Exercise description —
Reply with nothing except the number of lines that contain the word "Microsoft".

** start of The data **

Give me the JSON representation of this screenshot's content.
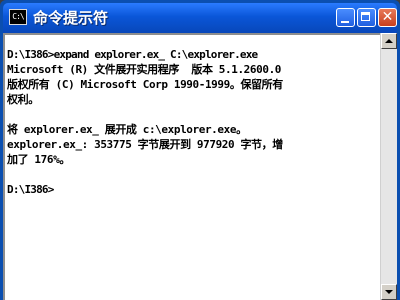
{
  "window": {
    "title": "命令提示符",
    "icon_label": "C:\\",
    "controls": {
      "minimize": "minimize-icon",
      "maximize": "maximize-icon",
      "close": "close-icon"
    },
    "colors": {
      "titlebar": "#0a56d8",
      "console_bg": "#ffffff",
      "console_text": "#000000"
    }
  },
  "console": {
    "lines": [
      "D:\\I386>expand explorer.ex_ C:\\explorer.exe",
      "Microsoft (R) 文件展开实用程序  版本 5.1.2600.0",
      "版权所有 (C) Microsoft Corp 1990-1999。保留所有",
      "权利。",
      "将 explorer.ex_ 展开成 c:\\explorer.exe。",
      "explorer.ex_: 353775 字节展开到 977920 字节，增",
      "加了 176%。",
      "D:\\I386>"
    ]
  },
  "scrollbar": {
    "up": "scroll-up-arrow-icon",
    "down": "scroll-down-arrow-icon"
  }
}
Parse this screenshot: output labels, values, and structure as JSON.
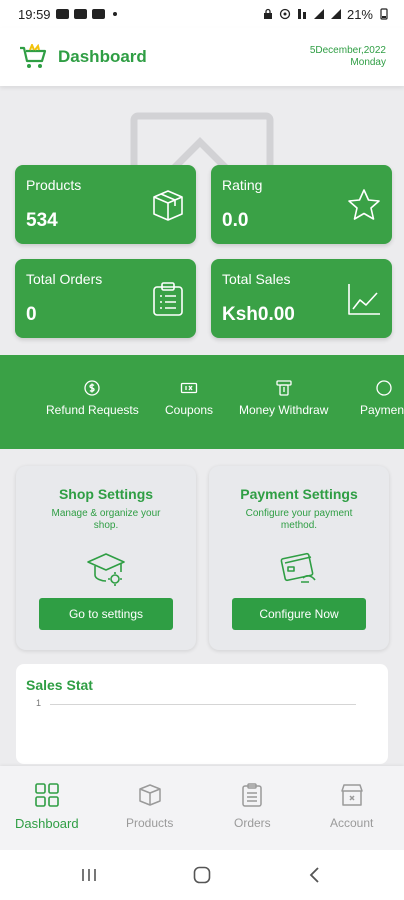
{
  "status_bar": {
    "time": "19:59",
    "battery": "21%"
  },
  "header": {
    "logo_icon": "cart-logo-icon",
    "title": "Dashboard",
    "date_line1": "5December,2022",
    "date_line2": "Monday"
  },
  "stats": [
    {
      "label": "Products",
      "value": "534",
      "icon": "box-icon"
    },
    {
      "label": "Rating",
      "value": "0.0",
      "icon": "star-icon"
    },
    {
      "label": "Total Orders",
      "value": "0",
      "icon": "clipboard-icon"
    },
    {
      "label": "Total Sales",
      "value": "Ksh0.00",
      "icon": "line-chart-icon"
    }
  ],
  "quick_actions": [
    {
      "label": "Refund Requests",
      "icon": "refund-icon"
    },
    {
      "label": "Coupons",
      "icon": "coupon-icon"
    },
    {
      "label": "Money Withdraw",
      "icon": "withdraw-icon"
    },
    {
      "label": "Payment",
      "icon": "payment-icon"
    }
  ],
  "shop_settings": {
    "title": "Shop Settings",
    "description": "Manage & organize your shop.",
    "button": "Go to settings",
    "icon": "graduation-cap-settings-icon"
  },
  "payment_settings": {
    "title": "Payment Settings",
    "description": "Configure your payment method.",
    "button": "Configure Now",
    "icon": "credit-card-icon"
  },
  "sales_stat": {
    "title": "Sales Stat",
    "tick": "1"
  },
  "bottom_nav": [
    {
      "label": "Dashboard",
      "icon": "dashboard-grid-icon",
      "active": true
    },
    {
      "label": "Products",
      "icon": "box-icon",
      "active": false
    },
    {
      "label": "Orders",
      "icon": "clipboard-icon",
      "active": false
    },
    {
      "label": "Account",
      "icon": "store-icon",
      "active": false
    }
  ],
  "colors": {
    "brand_green": "#3aa146",
    "text_green": "#2f9e44",
    "inactive_grey": "#9a9a9a"
  }
}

** end of The data **

Task answer —
2